TASK DIRECTIONS: Return exactly the lines from the one containing "Give me the" through the last line of the records below, both included, and leave out any pictures.

— START OF LISTED ENTRIES —

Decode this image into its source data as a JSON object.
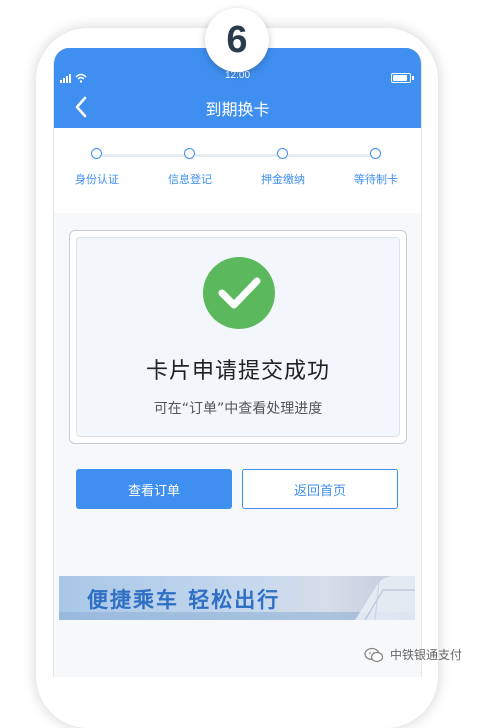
{
  "step_number": "6",
  "status_bar": {
    "time": "12:00"
  },
  "nav": {
    "title": "到期换卡"
  },
  "steps": [
    {
      "label": "身份认证"
    },
    {
      "label": "信息登记"
    },
    {
      "label": "押金缴纳"
    },
    {
      "label": "等待制卡"
    }
  ],
  "result": {
    "title": "卡片申请提交成功",
    "subtitle": "可在“订单”中查看处理进度",
    "icon": "check-circle-icon"
  },
  "buttons": {
    "view_order": "查看订单",
    "back_home": "返回首页"
  },
  "banner": {
    "text": "便捷乘车  轻松出行"
  },
  "watermark": {
    "text": "中铁银通支付"
  },
  "colors": {
    "primary": "#3f8ff1",
    "success": "#5cb85c"
  }
}
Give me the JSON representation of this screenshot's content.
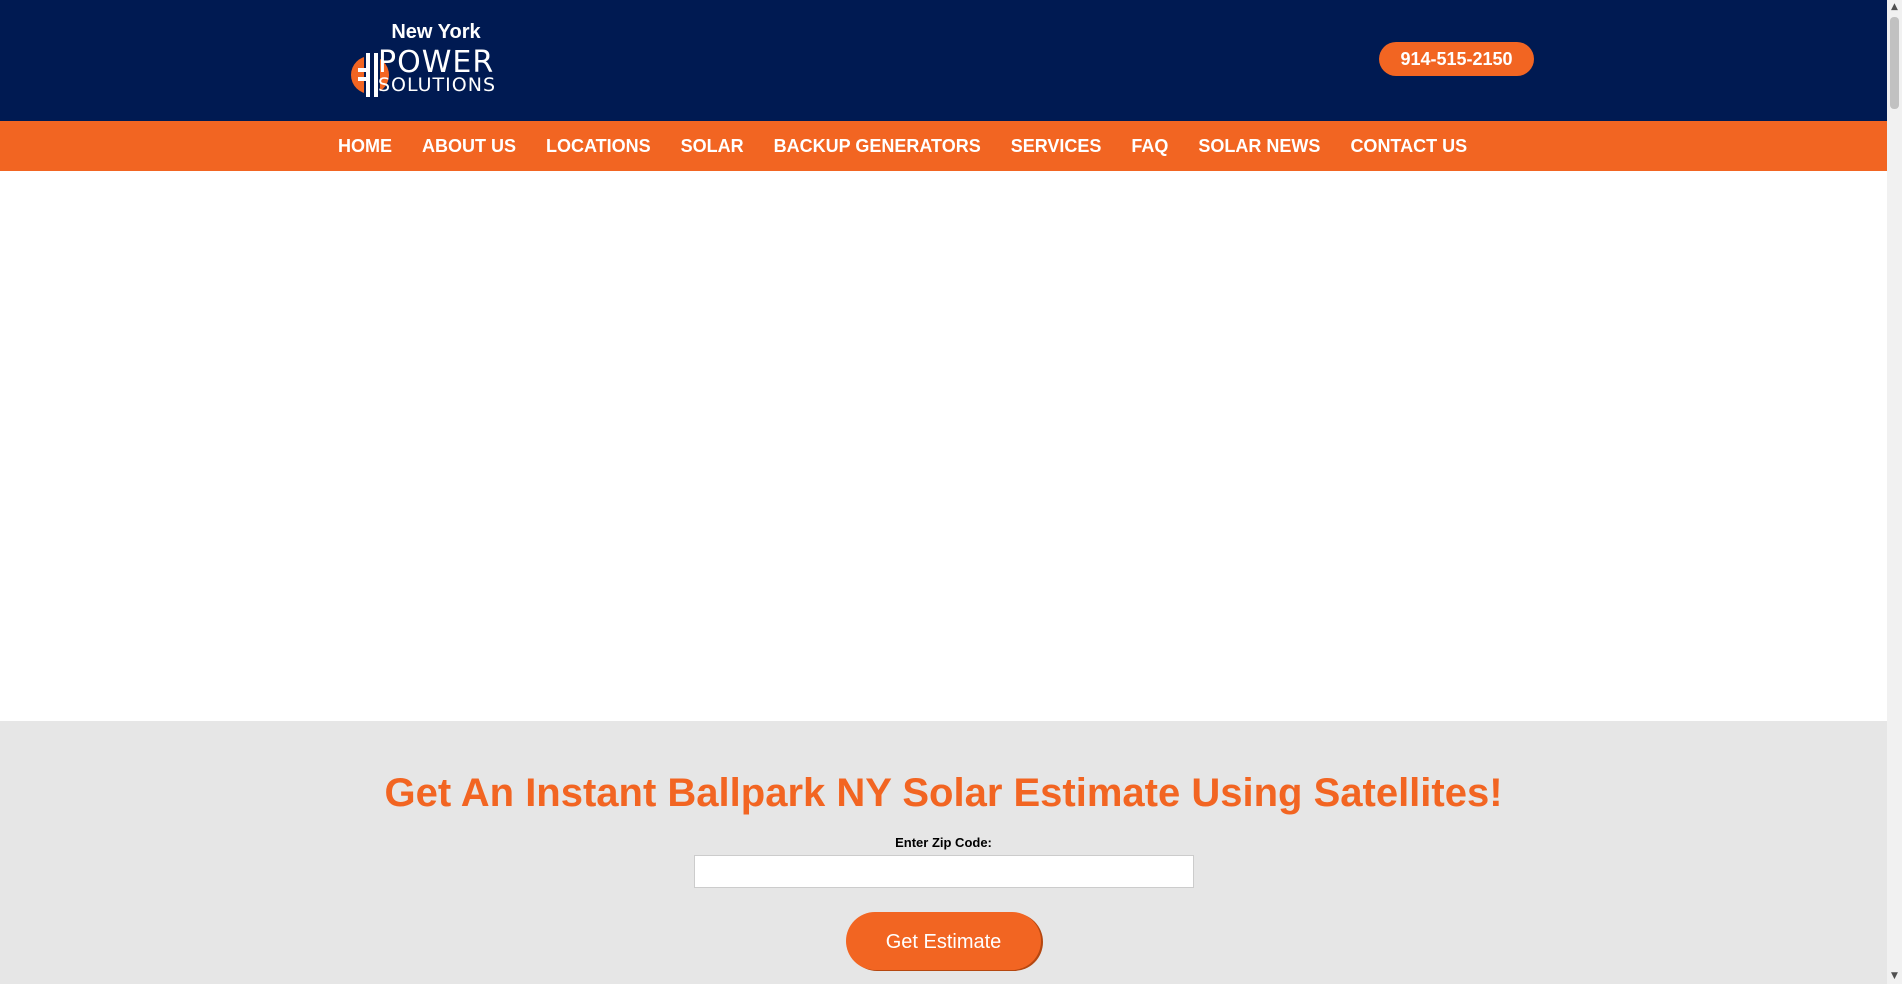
{
  "header": {
    "logo": {
      "region": "New York",
      "word1": "POWER",
      "word2": "SOLUTIONS"
    },
    "phone": "914-515-2150"
  },
  "nav": {
    "items": [
      {
        "label": "HOME"
      },
      {
        "label": "ABOUT US"
      },
      {
        "label": "LOCATIONS"
      },
      {
        "label": "SOLAR"
      },
      {
        "label": "BACKUP GENERATORS"
      },
      {
        "label": "SERVICES"
      },
      {
        "label": "FAQ"
      },
      {
        "label": "SOLAR NEWS"
      },
      {
        "label": "CONTACT US"
      }
    ]
  },
  "estimate": {
    "title": "Get An Instant Ballpark NY Solar Estimate Using Satellites!",
    "zip_label": "Enter Zip Code:",
    "zip_value": "",
    "button_label": "Get Estimate"
  },
  "colors": {
    "header_bg": "#001a52",
    "accent": "#f26522",
    "section_bg": "#e6e6e6"
  },
  "icons": {
    "logo_mark": "plug-icon",
    "scroll_up": "scroll-up-arrow-icon",
    "scroll_down": "scroll-down-arrow-icon"
  }
}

— END OF LISTED ENTRIES —

THE RESULT:
Give me the JSON representation of this screenshot's content.
{
  "header": {
    "logo": {
      "region": "New York",
      "word1": "POWER",
      "word2": "SOLUTIONS"
    },
    "phone": "914-515-2150"
  },
  "nav": {
    "items": [
      {
        "label": "HOME"
      },
      {
        "label": "ABOUT US"
      },
      {
        "label": "LOCATIONS"
      },
      {
        "label": "SOLAR"
      },
      {
        "label": "BACKUP GENERATORS"
      },
      {
        "label": "SERVICES"
      },
      {
        "label": "FAQ"
      },
      {
        "label": "SOLAR NEWS"
      },
      {
        "label": "CONTACT US"
      }
    ]
  },
  "estimate": {
    "title": "Get An Instant Ballpark NY Solar Estimate Using Satellites!",
    "zip_label": "Enter Zip Code:",
    "zip_value": "",
    "button_label": "Get Estimate"
  },
  "colors": {
    "header_bg": "#001a52",
    "accent": "#f26522",
    "section_bg": "#e6e6e6"
  },
  "icons": {
    "logo_mark": "plug-icon",
    "scroll_up": "scroll-up-arrow-icon",
    "scroll_down": "scroll-down-arrow-icon"
  }
}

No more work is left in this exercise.